What is expected:
Recast the data from the line containing "legend-label: Sindhupalchok [602, 313, 675, 326]" through the line containing "legend-swatch [572, 240, 593, 261]" as a Markdown table with two columns, Row and Line. Put a running row number under Row and the line itself under Line, omitting any blank lines.

Data for this exercise:
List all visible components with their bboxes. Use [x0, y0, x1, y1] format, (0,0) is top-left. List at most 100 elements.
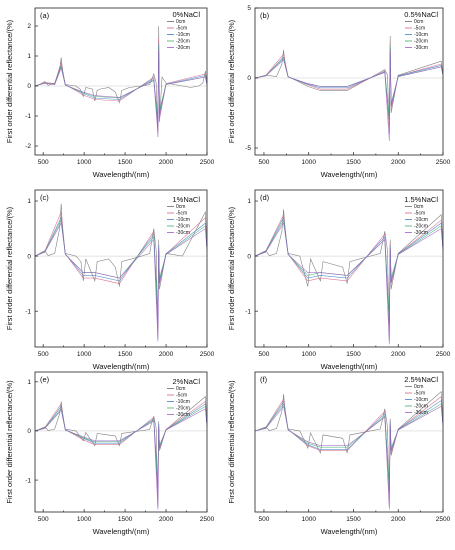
y-tick-label: 2	[27, 23, 31, 30]
series-group	[255, 390, 443, 510]
y-tick-label: 1	[27, 198, 31, 205]
x-tick-label: 1500	[346, 516, 361, 523]
legend-entry: -30cm	[414, 230, 428, 236]
x-tick-label: 500	[38, 516, 49, 523]
x-tick-label: 500	[259, 516, 270, 523]
series-group	[35, 395, 207, 510]
x-tick-label: 500	[259, 159, 270, 166]
chart-panel-b: 500 1000 1500 2000 2500 -5 0 5 (b) 0.5%NaCl0cm-5c…	[227, 5, 451, 179]
x-tick-label: 2000	[159, 159, 174, 166]
y-tick-label: 1	[247, 198, 251, 205]
series-line-minus10cm	[255, 47, 443, 121]
series-line-minus30cm	[35, 222, 207, 342]
y-axis-label: First order differential reflectance/(%)	[227, 19, 236, 143]
x-tick-label: 2500	[436, 516, 451, 523]
y-axis-label: First order differential reflectance/(%)	[5, 206, 14, 330]
y-tick-label: 1	[27, 379, 31, 386]
legend-entry: -10cm	[414, 397, 428, 403]
legend-entry: -20cm	[414, 39, 428, 45]
x-axis-label: Wavelength/(nm)	[93, 170, 150, 179]
series-line-0cm	[255, 35, 443, 135]
y-tick-label: 0	[247, 75, 251, 82]
y-axis-label: First order differential reflectance/(%)	[5, 380, 14, 504]
x-tick-label: 1000	[301, 351, 316, 358]
x-tick-label: 1500	[346, 159, 361, 166]
series-line-minus30cm	[255, 222, 443, 345]
series-line-0cm	[35, 395, 207, 508]
x-tick-label: 1500	[118, 159, 133, 166]
x-tick-label: 2000	[391, 351, 406, 358]
series-line-0cm	[255, 390, 443, 508]
y-tick-label: 0	[27, 83, 31, 90]
y-axis-label: First order differential reflectance/(%)	[227, 206, 236, 330]
y-tick-label: -1	[25, 308, 31, 315]
legend-entry: 0cm	[414, 19, 423, 25]
legend-entry: -30cm	[176, 45, 190, 51]
legend-entry: -5cm	[176, 393, 187, 399]
x-tick-label: 2500	[436, 351, 451, 358]
panel-label: (a)	[40, 11, 50, 20]
x-tick-label: 1500	[118, 351, 133, 358]
panel-title: 1.5%NaCl	[404, 195, 438, 204]
x-axis-label: Wavelength/(nm)	[93, 362, 150, 371]
y-tick-label: 0	[27, 253, 31, 260]
series-line-minus30cm	[35, 408, 207, 510]
x-tick-label: 500	[259, 351, 270, 358]
x-axis-label: Wavelength/(nm)	[321, 170, 378, 179]
plot-frame	[34, 7, 208, 156]
series-group	[255, 209, 443, 345]
x-tick-label: 2500	[200, 351, 215, 358]
plot-frame	[254, 189, 444, 348]
y-tick-label: -2	[25, 143, 31, 150]
y-axis-label: First order differential reflectance/(%)	[227, 380, 236, 504]
series-group	[35, 25, 207, 138]
x-tick-label: 2000	[391, 516, 406, 523]
x-tick-label: 500	[38, 351, 49, 358]
legend-entry: -10cm	[414, 217, 428, 223]
series-group	[255, 35, 443, 142]
legend-entry: -30cm	[176, 230, 190, 236]
panel-label: (e)	[40, 375, 50, 384]
legend-entry: -20cm	[414, 224, 428, 230]
panel-label: (d)	[260, 193, 270, 202]
x-axis-label: Wavelength/(nm)	[321, 527, 378, 536]
series-line-minus30cm	[255, 49, 443, 142]
panel-title: 0%NaCl	[172, 10, 200, 19]
x-tick-label: 1500	[346, 351, 361, 358]
y-tick-label: -1	[25, 113, 31, 120]
panel-title: 2.5%NaCl	[404, 375, 438, 384]
plot-frame	[254, 7, 444, 156]
legend-entry: 0cm	[176, 204, 185, 210]
x-tick-label: 2500	[200, 159, 215, 166]
chart-panel-a: 500 1000 1500 2000 2500 -2 -1 0 1 2 (a) 0%NaCl0cm-5…	[5, 7, 215, 179]
legend-entry: 0cm	[176, 386, 185, 392]
x-tick-label: 2000	[159, 351, 174, 358]
chart-panel-c: 500 1000 1500 2000 2500-101 (c) 1%NaCl0cm-5cm-…	[5, 189, 215, 371]
legend-entry: -20cm	[176, 39, 190, 45]
x-tick-label: 2000	[159, 516, 174, 523]
panel-label: (f)	[260, 375, 268, 384]
y-tick-label: 1	[27, 53, 31, 60]
legend-entry: -5cm	[414, 26, 425, 32]
series-line-minus30cm	[35, 49, 207, 135]
y-tick-label: 0	[27, 428, 31, 435]
legend-entry: -5cm	[176, 26, 187, 32]
plot-frame	[254, 371, 444, 513]
x-tick-label: 2500	[436, 159, 451, 166]
x-tick-label: 2500	[200, 516, 215, 523]
panel-label: (b)	[260, 11, 270, 20]
legend-entry: 0cm	[176, 19, 185, 25]
y-tick-label: -1	[245, 308, 251, 315]
legend-entry: -30cm	[414, 410, 428, 416]
panel-title: 0.5%NaCl	[404, 10, 438, 19]
chart-panel-e: 500 1000 1500 2000 2500-101 (e) 2%NaCl0cm-5cm-…	[5, 371, 215, 536]
x-tick-label: 1000	[301, 159, 316, 166]
series-group	[35, 203, 207, 342]
x-tick-label: 2000	[391, 159, 406, 166]
chart-panel-f: 500 1000 1500 2000 2500 (f) 2.5%NaCl0cm-5cm-10…	[227, 371, 451, 536]
series-line-minus5cm	[255, 41, 443, 128]
legend-entry: -20cm	[414, 404, 428, 410]
legend-entry: 0cm	[414, 204, 423, 210]
legend-entry: -10cm	[176, 32, 190, 38]
legend-entry: -5cm	[414, 211, 425, 217]
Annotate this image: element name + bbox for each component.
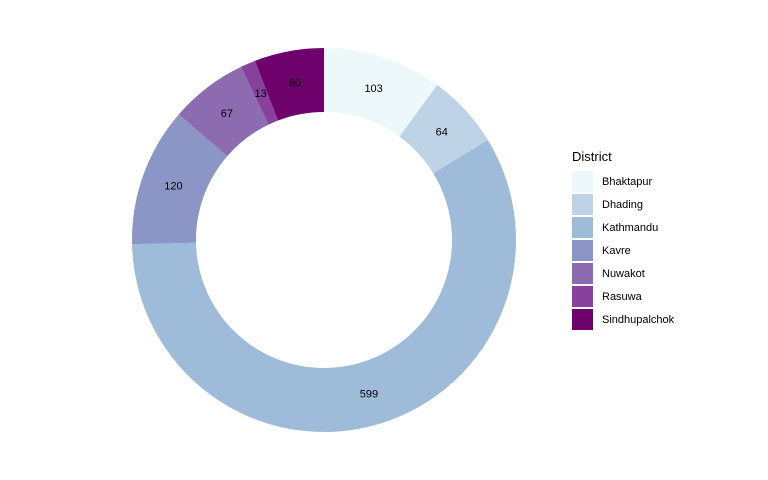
legend-label: Sindhupalchok [602, 313, 675, 326]
legend-label: Kavre [602, 244, 631, 257]
legend-label: Bhaktapur [602, 175, 653, 188]
legend-swatch [572, 194, 593, 215]
slices-group [131, 48, 517, 432]
legend-label: Nuwakot [602, 267, 645, 280]
slice-bhaktapur [324, 48, 438, 137]
legend-swatch [572, 286, 593, 307]
slice-labels-group: 103 64 599 120 67 13 60 [164, 78, 448, 401]
legend-item-kavre: Kavre [572, 239, 674, 262]
legend-item-dhading: Dhading [572, 193, 674, 216]
legend-label: Kathmandu [602, 221, 659, 234]
legend-items: Bhaktapur Dhading Kathmandu Kavre Nuwakot Ras… [572, 170, 674, 331]
legend-swatch [572, 309, 593, 330]
legend-item-bhaktapur: Bhaktapur [572, 170, 674, 193]
legend-item-kathmandu: Kathmandu [572, 216, 674, 239]
legend-swatch [572, 240, 593, 261]
slice-sindhupalchok [255, 48, 324, 121]
legend-swatch [572, 263, 593, 284]
legend-item-nuwakot: Nuwakot [572, 262, 674, 285]
slice-label-kavre: 120 [164, 181, 182, 193]
legend-item-sindhupalchok: Sindhupalchok [572, 308, 674, 331]
legend-swatch [572, 171, 593, 192]
slice-label-bhaktapur: 103 [364, 83, 382, 95]
slice-nuwakot [178, 66, 269, 157]
legend-item-rasuwa: Rasuwa [572, 285, 674, 308]
slice-label-dhading: 64 [436, 127, 448, 139]
slice-label-rasuwa: 13 [255, 88, 267, 100]
slice-kathmandu [132, 139, 517, 432]
legend-label: Dhading [602, 198, 643, 211]
slice-dhading [399, 84, 488, 174]
legend-title: District [572, 149, 612, 164]
slice-rasuwa [240, 60, 279, 125]
slice-label-sindhupalchok: 60 [289, 78, 301, 90]
legend-swatch [572, 217, 593, 238]
slice-label-kathmandu: 599 [360, 389, 378, 401]
slice-kavre [131, 114, 228, 245]
slice-label-nuwakot: 67 [221, 108, 233, 120]
legend: District Bhaktapur Dhading Kathmandu Kavre N… [572, 148, 674, 331]
legend-label: Rasuwa [602, 290, 642, 303]
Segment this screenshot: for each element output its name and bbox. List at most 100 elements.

Complete output:
| Row | Line |
|---|---|
| 1 | legend-label: Sindhupalchok [602, 313, 675, 326] |
| 2 | legend-label: Kavre [602, 244, 631, 257] |
| 3 | legend-label: Bhaktapur [602, 175, 653, 188] |
| 4 | legend-swatch [572, 194, 593, 215] |
| 5 | slices-group [131, 48, 517, 432] |
| 6 | legend-label: Nuwakot [602, 267, 645, 280] |
| 7 | slice-bhaktapur [324, 48, 438, 137] |
| 8 | legend-swatch [572, 286, 593, 307] |
| 9 | slice-labels-group: 103 64 599 120 67 13 60 [164, 78, 448, 401] |
| 10 | legend-item-kavre: Kavre [572, 239, 674, 262] |
| 11 | legend-item-dhading: Dhading [572, 193, 674, 216] |
| 12 | legend-label: Kathmandu [602, 221, 659, 234] |
| 13 | legend-items: Bhaktapur Dhading Kathmandu Kavre Nuwakot Ras… [572, 170, 674, 331] |
| 14 | legend-swatch [572, 309, 593, 330] |
| 15 | legend-item-bhaktapur: Bhaktapur [572, 170, 674, 193] |
| 16 | legend-item-kathmandu: Kathmandu [572, 216, 674, 239] |
| 17 | legend-swatch [572, 240, 593, 261] |